### Exercise requirements
Copy every line from the material below that holds "icon".
>> begin Available data
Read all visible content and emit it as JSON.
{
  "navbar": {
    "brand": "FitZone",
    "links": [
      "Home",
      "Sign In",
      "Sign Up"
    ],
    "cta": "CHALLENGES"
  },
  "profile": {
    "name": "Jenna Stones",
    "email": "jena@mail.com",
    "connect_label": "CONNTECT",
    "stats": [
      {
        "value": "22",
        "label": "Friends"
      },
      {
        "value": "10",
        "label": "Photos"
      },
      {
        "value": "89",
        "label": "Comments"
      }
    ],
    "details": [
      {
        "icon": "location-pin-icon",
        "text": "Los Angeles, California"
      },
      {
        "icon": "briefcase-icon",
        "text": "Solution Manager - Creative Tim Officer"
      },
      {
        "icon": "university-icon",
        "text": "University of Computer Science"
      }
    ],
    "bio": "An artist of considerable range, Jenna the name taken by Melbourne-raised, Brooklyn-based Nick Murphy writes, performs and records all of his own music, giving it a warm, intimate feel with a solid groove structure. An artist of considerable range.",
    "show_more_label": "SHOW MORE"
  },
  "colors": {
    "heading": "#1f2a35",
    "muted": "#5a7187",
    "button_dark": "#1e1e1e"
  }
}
>> end Available data
### The reply
        "icon": "location-pin-icon",
        "icon": "briefcase-icon",
        "icon": "university-icon",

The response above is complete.